Directive: Your task is to copy every record exactly.

==============================

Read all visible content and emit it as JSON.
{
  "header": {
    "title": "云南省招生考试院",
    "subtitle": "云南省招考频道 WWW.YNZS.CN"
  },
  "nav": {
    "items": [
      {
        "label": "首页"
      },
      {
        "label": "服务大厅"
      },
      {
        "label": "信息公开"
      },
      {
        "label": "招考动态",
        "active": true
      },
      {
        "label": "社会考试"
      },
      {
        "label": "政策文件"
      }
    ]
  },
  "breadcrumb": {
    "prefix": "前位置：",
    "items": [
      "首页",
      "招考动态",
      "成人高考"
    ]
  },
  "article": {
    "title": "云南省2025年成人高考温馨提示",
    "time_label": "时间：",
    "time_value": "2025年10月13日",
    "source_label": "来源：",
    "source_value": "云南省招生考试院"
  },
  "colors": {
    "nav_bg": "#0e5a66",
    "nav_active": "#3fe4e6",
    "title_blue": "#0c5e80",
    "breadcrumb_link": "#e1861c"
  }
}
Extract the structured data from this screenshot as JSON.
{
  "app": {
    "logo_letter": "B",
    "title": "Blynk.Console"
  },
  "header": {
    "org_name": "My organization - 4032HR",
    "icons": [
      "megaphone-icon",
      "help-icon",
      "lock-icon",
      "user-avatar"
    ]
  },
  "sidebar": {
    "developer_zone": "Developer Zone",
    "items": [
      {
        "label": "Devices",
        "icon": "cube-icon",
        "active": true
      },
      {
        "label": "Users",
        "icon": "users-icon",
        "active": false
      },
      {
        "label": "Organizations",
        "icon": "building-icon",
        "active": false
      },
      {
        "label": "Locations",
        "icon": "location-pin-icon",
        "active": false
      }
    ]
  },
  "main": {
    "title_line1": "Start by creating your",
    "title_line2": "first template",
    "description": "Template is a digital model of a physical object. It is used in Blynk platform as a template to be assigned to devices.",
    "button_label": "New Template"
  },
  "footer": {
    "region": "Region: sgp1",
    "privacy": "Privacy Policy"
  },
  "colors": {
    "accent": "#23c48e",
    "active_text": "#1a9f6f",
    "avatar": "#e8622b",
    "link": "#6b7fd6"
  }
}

==============================

Response below:
Read all visible content and emit it as JSON.
{
  "header": {
    "title": "云南省招生考试院",
    "subtitle": "云南省招考频道 WWW.YNZS.CN"
  },
  "nav": {
    "items": [
      {
        "label": "首页"
      },
      {
        "label": "服务大厅"
      },
      {
        "label": "信息公开"
      },
      {
        "label": "招考动态",
        "active": true
      },
      {
        "label": "社会考试"
      },
      {
        "label": "政策文件"
      }
    ]
  },
  "breadcrumb": {
    "prefix": "前位置：",
    "items": [
      "首页",
      "招考动态",
      "成人高考"
    ]
  },
  "article": {
    "title": "云南省2025年成人高考温馨提示",
    "time_label": "时间：",
    "time_value": "2025年10月13日",
    "source_label": "来源：",
    "source_value": "云南省招生考试院"
  },
  "colors": {
    "nav_bg": "#0e5a66",
    "nav_active": "#3fe4e6",
    "title_blue": "#0c5e80",
    "breadcrumb_link": "#e1861c"
  }
}
Extract the structured data from this screenshot as JSON.
{
  "app": {
    "logo_letter": "B",
    "title": "Blynk.Console"
  },
  "header": {
    "org_name": "My organization - 4032HR",
    "icons": [
      "megaphone-icon",
      "help-icon",
      "lock-icon",
      "user-avatar"
    ]
  },
  "sidebar": {
    "developer_zone": "Developer Zone",
    "items": [
      {
        "label": "Devices",
        "icon": "cube-icon",
        "active": true
      },
      {
        "label": "Users",
        "icon": "users-icon",
        "active": false
      },
      {
        "label": "Organizations",
        "icon": "building-icon",
        "active": false
      },
      {
        "label": "Locations",
        "icon": "location-pin-icon",
        "active": false
      }
    ]
  },
  "main": {
    "title_line1": "Start by creating your",
    "title_line2": "first template",
    "description": "Template is a digital model of a physical object. It is used in Blynk platform as a template to be assigned to devices.",
    "button_label": "New Template"
  },
  "footer": {
    "region": "Region: sgp1",
    "privacy": "Privacy Policy"
  },
  "colors": {
    "accent": "#23c48e",
    "active_text": "#1a9f6f",
    "avatar": "#e8622b",
    "link": "#6b7fd6"
  }
}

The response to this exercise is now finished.